● **Provided passage**
(begin)

Vijayamitra (ruled 12 BCE - 20 CE) was an Indo-Scythian king of the Apracas who ruled in the north-western region of ancient India, located in Bajaur of modern Pakistan.

Rukhana reliquary
Vijayamitra is mentioned in a recently discovered inscription in Kharoshthi on a Buddhist reliquary  (the "Rukhana reliquary", published by Salomon in 2005), which gives a relationship between several eras of the period, and especially gives confirmation of a Yavana era in relation to the Azes era:

"In the twenty-seventh - 27 - year in the reign of Lord Vijayamitra, the King of the Apraca; in the seventy-third - 73 - year which is called "of Azes", in the two hundred and first - 201 - year of the Yonas (Greeks), on the eighth day of the month of Sravana; on this day was established [this] stupa by Rukhana, the wife of the King of Apraca, [and] by Vijayamitra, the king of Apraca, [and] by Indravarma (Indravasu?), the commander (stratega), [together] with their wives and sons."

(end)

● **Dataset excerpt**
(begin)

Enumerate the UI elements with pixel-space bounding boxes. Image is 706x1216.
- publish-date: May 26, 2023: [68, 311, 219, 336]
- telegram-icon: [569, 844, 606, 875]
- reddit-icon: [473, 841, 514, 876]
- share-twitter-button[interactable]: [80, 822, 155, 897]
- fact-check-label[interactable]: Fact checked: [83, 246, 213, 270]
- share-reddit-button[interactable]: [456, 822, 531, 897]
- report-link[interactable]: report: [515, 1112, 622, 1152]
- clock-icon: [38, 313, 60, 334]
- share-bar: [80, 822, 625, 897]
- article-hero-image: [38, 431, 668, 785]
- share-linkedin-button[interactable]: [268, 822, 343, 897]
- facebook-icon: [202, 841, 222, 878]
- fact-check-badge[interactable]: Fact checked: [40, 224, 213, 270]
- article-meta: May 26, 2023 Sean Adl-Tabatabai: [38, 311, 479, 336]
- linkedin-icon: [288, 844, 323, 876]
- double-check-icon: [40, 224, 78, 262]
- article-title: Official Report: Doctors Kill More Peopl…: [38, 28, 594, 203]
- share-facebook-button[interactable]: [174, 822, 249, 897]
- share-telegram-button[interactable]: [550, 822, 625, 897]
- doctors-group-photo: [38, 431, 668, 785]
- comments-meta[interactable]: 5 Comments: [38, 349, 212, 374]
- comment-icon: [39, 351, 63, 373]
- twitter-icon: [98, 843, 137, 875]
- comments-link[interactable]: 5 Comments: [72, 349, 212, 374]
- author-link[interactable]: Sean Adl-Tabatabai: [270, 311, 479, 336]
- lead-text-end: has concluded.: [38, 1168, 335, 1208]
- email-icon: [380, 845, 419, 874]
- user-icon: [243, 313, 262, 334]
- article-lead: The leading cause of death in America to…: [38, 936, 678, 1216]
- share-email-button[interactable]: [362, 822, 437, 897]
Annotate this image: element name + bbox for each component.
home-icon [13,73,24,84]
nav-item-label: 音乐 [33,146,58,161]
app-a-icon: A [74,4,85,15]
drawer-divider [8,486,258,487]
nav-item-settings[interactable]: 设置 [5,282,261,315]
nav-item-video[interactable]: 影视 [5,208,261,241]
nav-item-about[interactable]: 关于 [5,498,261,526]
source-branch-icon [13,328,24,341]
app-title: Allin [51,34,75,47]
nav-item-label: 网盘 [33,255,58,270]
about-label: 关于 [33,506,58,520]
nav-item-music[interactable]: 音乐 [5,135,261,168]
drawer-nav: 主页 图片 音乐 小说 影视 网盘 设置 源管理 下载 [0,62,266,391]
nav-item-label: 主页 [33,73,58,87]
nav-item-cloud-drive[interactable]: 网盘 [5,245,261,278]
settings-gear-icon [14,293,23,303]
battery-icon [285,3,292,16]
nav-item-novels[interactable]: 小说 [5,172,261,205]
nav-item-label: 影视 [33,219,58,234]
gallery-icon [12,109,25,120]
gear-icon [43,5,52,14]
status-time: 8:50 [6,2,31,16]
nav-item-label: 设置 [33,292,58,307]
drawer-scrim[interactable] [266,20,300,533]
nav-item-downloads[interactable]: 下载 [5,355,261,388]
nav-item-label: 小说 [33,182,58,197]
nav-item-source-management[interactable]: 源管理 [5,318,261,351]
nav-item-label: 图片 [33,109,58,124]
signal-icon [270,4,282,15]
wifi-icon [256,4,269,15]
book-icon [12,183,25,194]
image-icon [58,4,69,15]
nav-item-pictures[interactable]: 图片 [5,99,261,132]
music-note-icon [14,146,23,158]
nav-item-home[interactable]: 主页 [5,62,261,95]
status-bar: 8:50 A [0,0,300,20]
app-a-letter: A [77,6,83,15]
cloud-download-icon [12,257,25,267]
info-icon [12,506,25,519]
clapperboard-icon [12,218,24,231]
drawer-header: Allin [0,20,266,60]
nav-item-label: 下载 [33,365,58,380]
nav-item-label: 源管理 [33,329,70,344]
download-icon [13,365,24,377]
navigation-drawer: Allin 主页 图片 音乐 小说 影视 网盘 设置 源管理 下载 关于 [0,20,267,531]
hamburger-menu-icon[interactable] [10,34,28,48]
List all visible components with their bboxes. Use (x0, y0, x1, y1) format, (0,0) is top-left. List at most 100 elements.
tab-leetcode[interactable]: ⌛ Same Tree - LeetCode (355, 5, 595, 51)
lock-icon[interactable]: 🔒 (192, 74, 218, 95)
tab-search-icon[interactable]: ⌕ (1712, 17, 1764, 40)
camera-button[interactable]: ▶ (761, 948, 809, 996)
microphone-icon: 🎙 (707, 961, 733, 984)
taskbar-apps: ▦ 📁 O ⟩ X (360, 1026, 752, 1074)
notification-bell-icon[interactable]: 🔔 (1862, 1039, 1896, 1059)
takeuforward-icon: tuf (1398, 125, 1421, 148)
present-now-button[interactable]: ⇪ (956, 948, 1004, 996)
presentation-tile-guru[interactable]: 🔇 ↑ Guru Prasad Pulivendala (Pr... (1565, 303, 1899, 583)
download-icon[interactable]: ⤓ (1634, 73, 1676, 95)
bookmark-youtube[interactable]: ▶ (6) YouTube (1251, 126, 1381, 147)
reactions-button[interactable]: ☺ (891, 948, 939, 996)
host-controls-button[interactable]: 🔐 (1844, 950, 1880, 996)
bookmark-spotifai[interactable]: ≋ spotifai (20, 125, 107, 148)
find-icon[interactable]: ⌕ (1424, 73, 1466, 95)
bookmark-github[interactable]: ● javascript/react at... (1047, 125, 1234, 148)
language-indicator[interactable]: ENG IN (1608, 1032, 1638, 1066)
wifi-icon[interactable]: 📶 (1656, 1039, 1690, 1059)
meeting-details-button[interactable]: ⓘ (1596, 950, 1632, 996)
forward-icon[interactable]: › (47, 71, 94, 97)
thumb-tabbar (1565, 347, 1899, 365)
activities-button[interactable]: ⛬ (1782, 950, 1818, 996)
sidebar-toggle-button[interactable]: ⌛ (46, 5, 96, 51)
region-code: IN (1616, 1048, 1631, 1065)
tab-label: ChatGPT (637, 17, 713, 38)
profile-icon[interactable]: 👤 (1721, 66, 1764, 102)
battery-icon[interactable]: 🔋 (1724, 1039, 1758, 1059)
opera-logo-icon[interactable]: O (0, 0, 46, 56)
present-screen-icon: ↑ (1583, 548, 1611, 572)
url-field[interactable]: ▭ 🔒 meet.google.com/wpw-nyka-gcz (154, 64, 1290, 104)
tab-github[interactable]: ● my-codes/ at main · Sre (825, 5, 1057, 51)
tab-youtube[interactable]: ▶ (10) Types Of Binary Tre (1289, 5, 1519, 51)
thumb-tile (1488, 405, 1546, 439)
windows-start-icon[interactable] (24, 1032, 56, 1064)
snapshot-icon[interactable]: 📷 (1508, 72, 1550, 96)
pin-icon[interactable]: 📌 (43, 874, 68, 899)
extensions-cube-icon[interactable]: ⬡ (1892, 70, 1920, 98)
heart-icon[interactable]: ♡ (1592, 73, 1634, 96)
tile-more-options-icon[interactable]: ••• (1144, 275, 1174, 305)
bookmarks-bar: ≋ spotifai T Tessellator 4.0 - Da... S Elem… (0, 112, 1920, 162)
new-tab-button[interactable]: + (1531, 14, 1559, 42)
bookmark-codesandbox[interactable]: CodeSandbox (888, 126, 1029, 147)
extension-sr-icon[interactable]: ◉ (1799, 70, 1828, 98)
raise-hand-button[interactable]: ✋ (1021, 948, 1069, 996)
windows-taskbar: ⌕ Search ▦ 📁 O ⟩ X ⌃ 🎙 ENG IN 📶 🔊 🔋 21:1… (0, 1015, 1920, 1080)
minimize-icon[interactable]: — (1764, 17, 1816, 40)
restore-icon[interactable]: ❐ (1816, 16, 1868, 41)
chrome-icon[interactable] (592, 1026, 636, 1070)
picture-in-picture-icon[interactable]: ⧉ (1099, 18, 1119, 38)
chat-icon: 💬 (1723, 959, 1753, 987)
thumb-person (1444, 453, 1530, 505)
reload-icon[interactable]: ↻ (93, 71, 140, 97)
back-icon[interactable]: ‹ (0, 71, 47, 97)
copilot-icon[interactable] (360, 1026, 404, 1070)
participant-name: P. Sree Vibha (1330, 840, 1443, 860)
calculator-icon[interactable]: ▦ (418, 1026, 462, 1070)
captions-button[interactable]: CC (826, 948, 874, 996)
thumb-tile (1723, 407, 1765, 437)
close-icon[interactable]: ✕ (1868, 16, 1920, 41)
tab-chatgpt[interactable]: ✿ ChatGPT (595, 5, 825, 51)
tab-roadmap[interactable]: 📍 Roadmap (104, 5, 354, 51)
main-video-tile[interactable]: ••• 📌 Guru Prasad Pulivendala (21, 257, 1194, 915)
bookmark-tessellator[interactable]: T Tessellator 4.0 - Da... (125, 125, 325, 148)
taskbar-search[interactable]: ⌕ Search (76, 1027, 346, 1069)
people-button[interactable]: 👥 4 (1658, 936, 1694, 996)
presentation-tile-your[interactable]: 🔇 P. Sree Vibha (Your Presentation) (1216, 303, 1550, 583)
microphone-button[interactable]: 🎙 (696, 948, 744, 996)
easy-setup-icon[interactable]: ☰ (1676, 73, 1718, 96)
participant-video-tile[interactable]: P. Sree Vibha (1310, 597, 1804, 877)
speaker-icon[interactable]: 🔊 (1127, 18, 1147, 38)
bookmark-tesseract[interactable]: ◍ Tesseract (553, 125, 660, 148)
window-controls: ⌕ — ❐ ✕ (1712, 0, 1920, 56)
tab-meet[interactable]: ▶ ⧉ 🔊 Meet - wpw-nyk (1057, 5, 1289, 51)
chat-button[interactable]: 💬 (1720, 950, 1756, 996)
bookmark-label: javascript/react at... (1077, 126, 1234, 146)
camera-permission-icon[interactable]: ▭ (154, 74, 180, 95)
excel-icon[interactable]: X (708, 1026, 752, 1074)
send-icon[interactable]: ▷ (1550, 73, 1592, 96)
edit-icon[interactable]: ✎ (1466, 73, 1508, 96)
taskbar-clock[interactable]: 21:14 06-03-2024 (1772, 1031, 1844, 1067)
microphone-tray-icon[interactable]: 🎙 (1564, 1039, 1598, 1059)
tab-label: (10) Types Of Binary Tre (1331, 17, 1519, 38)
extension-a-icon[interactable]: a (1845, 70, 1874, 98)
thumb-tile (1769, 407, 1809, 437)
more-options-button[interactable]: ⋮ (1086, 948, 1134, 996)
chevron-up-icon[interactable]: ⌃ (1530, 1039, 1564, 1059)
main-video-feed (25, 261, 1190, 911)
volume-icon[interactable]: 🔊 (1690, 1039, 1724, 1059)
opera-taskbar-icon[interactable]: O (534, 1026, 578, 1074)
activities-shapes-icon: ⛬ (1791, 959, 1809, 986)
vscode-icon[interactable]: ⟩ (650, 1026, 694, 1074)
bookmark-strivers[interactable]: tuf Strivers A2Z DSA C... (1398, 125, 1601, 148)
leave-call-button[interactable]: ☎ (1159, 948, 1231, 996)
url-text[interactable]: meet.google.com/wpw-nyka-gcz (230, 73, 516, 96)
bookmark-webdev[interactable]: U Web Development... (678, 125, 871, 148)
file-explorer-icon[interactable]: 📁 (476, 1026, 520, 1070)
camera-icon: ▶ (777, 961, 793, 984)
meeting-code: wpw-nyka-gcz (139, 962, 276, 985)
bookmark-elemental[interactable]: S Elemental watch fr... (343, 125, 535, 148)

(end)

● **Given problem 1**
Duplicate the Vijayamitra text word for word, starting at "Vijayamitra (ruled 12" and ending at "of modern Pakistan.".
● **Given problem 2**
List every year count that the inscription quoted in the Vijayamitra text gives, each with the reign or era it belongs to.
● **Given problem 3**
Resume the Vijayamitra text from the point where it stops.

● **Exercise result 1**
Vijayamitra (ruled 12 BCE - 20 CE) was an Indo-Scythian king of the Apracas who ruled in the north-western region of ancient India, located in Bajaur of modern Pakistan.

● **Exercise result 2**
- The 27th year in the reign of Lord Vijayamitra, the King of the Apraca
- The 73rd year, called "of Azes"
- The 201st year of the Yonas (Greeks)

● **Exercise result 3**
This dedication indicates that King Vijayamitra was a follower of Buddhism. His coins also bear the triratna Buddhist symbol.

Since Vijamitra is said to have ruled 27 years already, as the inscription is dated to 16 CE (Year 73 of the Azes era and 201 of the Yavana era), his reign started in 12 BCE, and ended probably a few years after the dedication took place, around 20 CE.

Shinkot casket
Vijamitra also made a second inscription in the Shinkot casket, which had initially been dedicated under the reign of Indo-Greek king Menander I.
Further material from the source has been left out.